Task requirements: Gather up the lines with the word "icon" in them.

Data listing:
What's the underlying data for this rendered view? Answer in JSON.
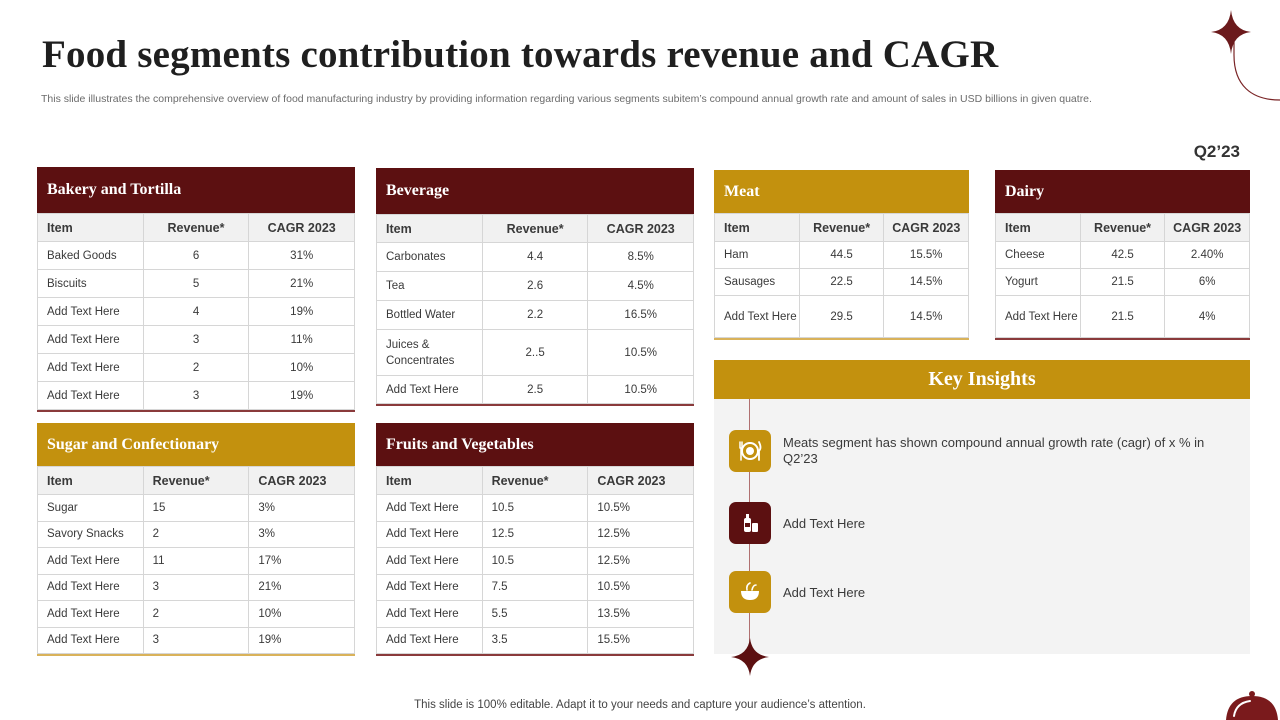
{
  "title": "Food segments contribution towards revenue and CAGR",
  "subtitle": "This slide illustrates the comprehensive overview of food manufacturing industry by providing information regarding various segments subitem’s compound annual growth rate and amount of sales in USD billions in given quatre.",
  "quarter": "Q2’23",
  "columns": [
    "Item",
    "Revenue*",
    "CAGR 2023"
  ],
  "bakery": {
    "title": "Bakery and Tortilla",
    "rows": [
      [
        "Baked Goods",
        "6",
        "31%"
      ],
      [
        "Biscuits",
        "5",
        "21%"
      ],
      [
        "Add Text Here",
        "4",
        "19%"
      ],
      [
        "Add Text Here",
        "3",
        "11%"
      ],
      [
        "Add Text Here",
        "2",
        "10%"
      ],
      [
        "Add Text Here",
        "3",
        "19%"
      ]
    ]
  },
  "beverage": {
    "title": "Beverage",
    "rows": [
      [
        "Carbonates",
        "4.4",
        "8.5%"
      ],
      [
        "Tea",
        "2.6",
        "4.5%"
      ],
      [
        "Bottled Water",
        "2.2",
        "16.5%"
      ],
      [
        "Juices & Concentrates",
        "2..5",
        "10.5%"
      ],
      [
        "Add Text Here",
        "2.5",
        "10.5%"
      ]
    ]
  },
  "meat": {
    "title": "Meat",
    "rows": [
      [
        "Ham",
        "44.5",
        "15.5%"
      ],
      [
        "Sausages",
        "22.5",
        "14.5%"
      ],
      [
        "Add Text Here",
        "29.5",
        "14.5%"
      ]
    ]
  },
  "dairy": {
    "title": "Dairy",
    "rows": [
      [
        "Cheese",
        "42.5",
        "2.40%"
      ],
      [
        "Yogurt",
        "21.5",
        "6%"
      ],
      [
        "Add Text Here",
        "21.5",
        "4%"
      ]
    ]
  },
  "sugar": {
    "title": "Sugar and Confectionary",
    "rows": [
      [
        "Sugar",
        "15",
        "3%"
      ],
      [
        "Savory Snacks",
        "2",
        "3%"
      ],
      [
        "Add Text Here",
        "11",
        "17%"
      ],
      [
        "Add Text Here",
        "3",
        "21%"
      ],
      [
        "Add Text Here",
        "2",
        "10%"
      ],
      [
        "Add Text Here",
        "3",
        "19%"
      ]
    ]
  },
  "fruits": {
    "title": "Fruits and Vegetables",
    "rows": [
      [
        "Add Text Here",
        "10.5",
        "10.5%"
      ],
      [
        "Add Text Here",
        "12.5",
        "12.5%"
      ],
      [
        "Add Text Here",
        "10.5",
        "12.5%"
      ],
      [
        "Add Text Here",
        "7.5",
        "10.5%"
      ],
      [
        "Add Text Here",
        "5.5",
        "13.5%"
      ],
      [
        "Add Text Here",
        "3.5",
        "15.5%"
      ]
    ]
  },
  "insights": {
    "title": "Key Insights",
    "items": [
      {
        "text": "Meats segment has shown compound annual growth rate (cagr) of x % in Q2’23",
        "icon": "food-plate-icon",
        "color": "#c3910e"
      },
      {
        "text": "Add Text Here",
        "icon": "bottle-icon",
        "color": "#5c1011"
      },
      {
        "text": "Add Text Here",
        "icon": "bowl-icon",
        "color": "#c3910e"
      }
    ]
  },
  "footer": "This slide is 100% editable. Adapt it to your needs and capture your audience’s attention.",
  "colors": {
    "maroon": "#5c1011",
    "gold": "#c3910e"
  }
}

Task output:
        "icon": "food-plate-icon",
        "icon": "bottle-icon",
        "icon": "bowl-icon",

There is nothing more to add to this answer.